**Short problem a:**
According to the soccer rankings post, how many simulated matches did the algo run to produce the Top 25 ranking?

**Page:**
# 05 DA National Rankings



## Kante (Dec 10, 2019)

have been asked several times about applying the algo to create national rankings. so, made the algo earns its money and had it run more than 8,500 simulated matches to produce the Top 25 ranking below. Also included below are the southwest group team national rankings, even if they're not in the Top 25.

The inputs todrive the algo rankings include DA Cup matches, regular season matches and GA Cup matches. Leveraging the GA Cup results, also created and applied a group strength/rpi-esque discount i.e. not all groups are equal (looking at you, southeast and midwest...) and so a win/goal scored is one group is not the same as a win/goal scored in another group. Northwest was the strongest group offensively for goals scored, and Southwest was the strongest group defensively for goals allowed.

The ranking below is not based on a team's complete record, but, instead, where that team is right now and their projected results if a match were held today. There are several highly ranked teams that started slow (to be fair, some of this may have been better competition via DA Cup) but then figured some things out and started to roll. Examples of this include FC Dallas and Real Salt Lake.

If folks are interested in more info/background, just send a dm for more detail on methodology.
_________

Without further adieu, here's the top 25 (fyi, TDS Top 25 November Ranking is in (parens))

1. LAFC (3)
note: putting aside ties to SD Surf and FCG, and a GA cup loss to FCD, LAFC is setting the standard. Algo says that, in a rematch against FCD, LAFC wins by .48 goals, and that LAFC beats both SD Surf and FCG by three goals in a more wide open rematches. LAFC has the 3rd best defense in the nation, and the second best offense, and have frequently put that quality on display against an array of highly ranked opponents. LAFC has added some offensive firepower this season and only had one player called up to the 05/u15 ynt, so these boys may have something to prove this season.

2. FC Dallas (4)

**Short problem b:**
From the records, write out the lines between the one holding "tile-subtitle: Einstieg Admin" and the one holding "tile-subtitle: App zur", inclusive, with nothing changed.

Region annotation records

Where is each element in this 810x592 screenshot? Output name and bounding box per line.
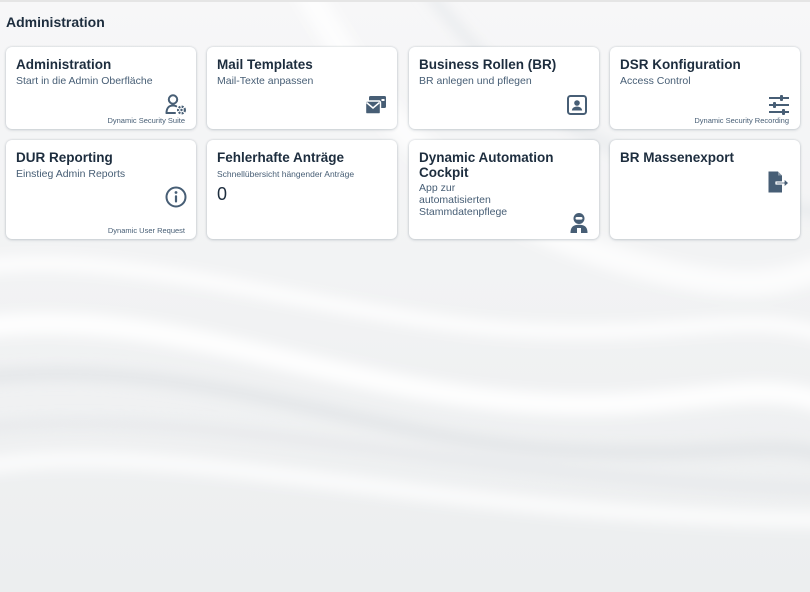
tile-subtitle: Einstieg Admin Reports <box>16 168 126 180</box>
tile-subtitle: BR anlegen und pflegen <box>419 75 532 87</box>
tile-title: BR Massenexport <box>620 150 735 165</box>
tile-title: DUR Reporting <box>16 150 113 165</box>
section-title: Administration <box>6 14 105 30</box>
tile-dsr-konfiguration[interactable]: DSR Konfiguration Access Control Dynamic… <box>610 47 800 129</box>
tile-subtitle: App zur automatisierten Stammdatenpflege <box>419 182 508 218</box>
tile-business-rollen[interactable]: Business Rollen (BR) BR anlegen und pfle… <box>409 47 599 129</box>
tile-footer: Dynamic User Request <box>107 226 185 235</box>
tile-title: Dynamic Automation Cockpit <box>419 150 554 180</box>
tile-title: Administration <box>16 57 112 72</box>
tile-subtitle: Start in die Admin Oberfläche <box>16 75 153 87</box>
tile-fehlerhafte-antraege[interactable]: Fehlerhafte Anträge Schnellübersicht hän… <box>207 140 397 239</box>
tile-subtitle: Schnellübersicht hängender Anträge <box>217 169 355 179</box>
tile-title: DSR Konfiguration <box>620 57 741 72</box>
export-document-icon <box>768 171 790 193</box>
tile-subtitle: Mail-Texte anpassen <box>217 75 314 87</box>
mail-template-icon <box>364 96 386 115</box>
tile-kpi-value: 0 <box>217 184 228 204</box>
tile-title: Fehlerhafte Anträge <box>217 150 345 165</box>
tile-br-massenexport[interactable]: BR Massenexport <box>610 140 800 239</box>
tile-footer: Dynamic Security Suite <box>107 116 185 125</box>
contact-card-icon <box>567 95 587 115</box>
info-icon <box>165 186 187 208</box>
sliders-icon <box>769 95 789 115</box>
tile-title: Business Rollen (BR) <box>419 57 557 72</box>
tile-mail-templates[interactable]: Mail Templates Mail-Texte anpassen <box>207 47 397 129</box>
tile-administration[interactable]: Administration Start in die Admin Oberfl… <box>6 47 196 129</box>
tile-subtitle: Access Control <box>620 75 691 87</box>
robot-icon <box>570 213 588 233</box>
tile-dynamic-automation-cockpit[interactable]: Dynamic Automation Cockpit App zur autom… <box>409 140 599 239</box>
tile-title: Mail Templates <box>217 57 313 72</box>
tile-footer: Dynamic Security Recording <box>694 116 789 125</box>
user-settings-icon <box>165 94 187 115</box>
shell-divider <box>0 0 810 2</box>
tile-dur-reporting[interactable]: DUR Reporting Einstieg Admin Reports Dyn… <box>6 140 196 239</box>
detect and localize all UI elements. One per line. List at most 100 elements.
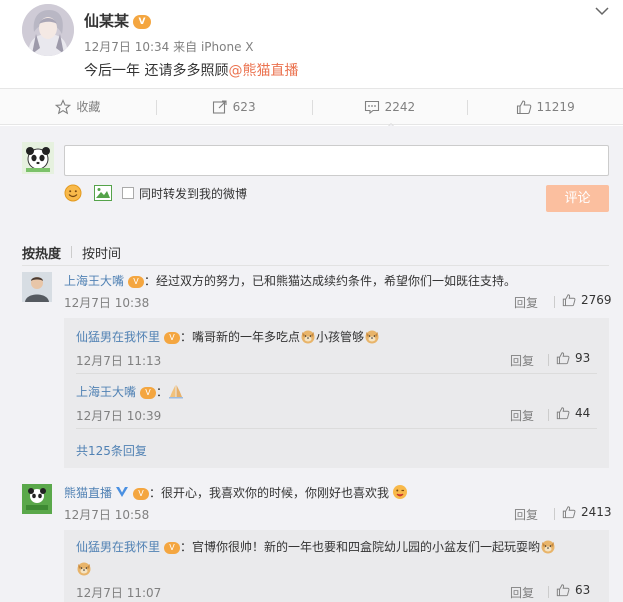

**Complete answer a:**
More than 8,500 simulated matches.

**Complete answer b:**
tile-subtitle: Einstieg Admin Reports <box>16 168 126 180</box>
tile-subtitle: BR anlegen und pflegen <box>419 75 532 87</box>
tile-title: BR Massenexport <box>620 150 735 165</box>
tile-title: DUR Reporting <box>16 150 113 165</box>
section-title: Administration <box>6 14 105 30</box>
tile-dsr-konfiguration[interactable]: DSR Konfiguration Access Control Dynamic… <box>610 47 800 129</box>
tile-subtitle: App zur automatisierten Stammdatenpflege <box>419 182 508 218</box>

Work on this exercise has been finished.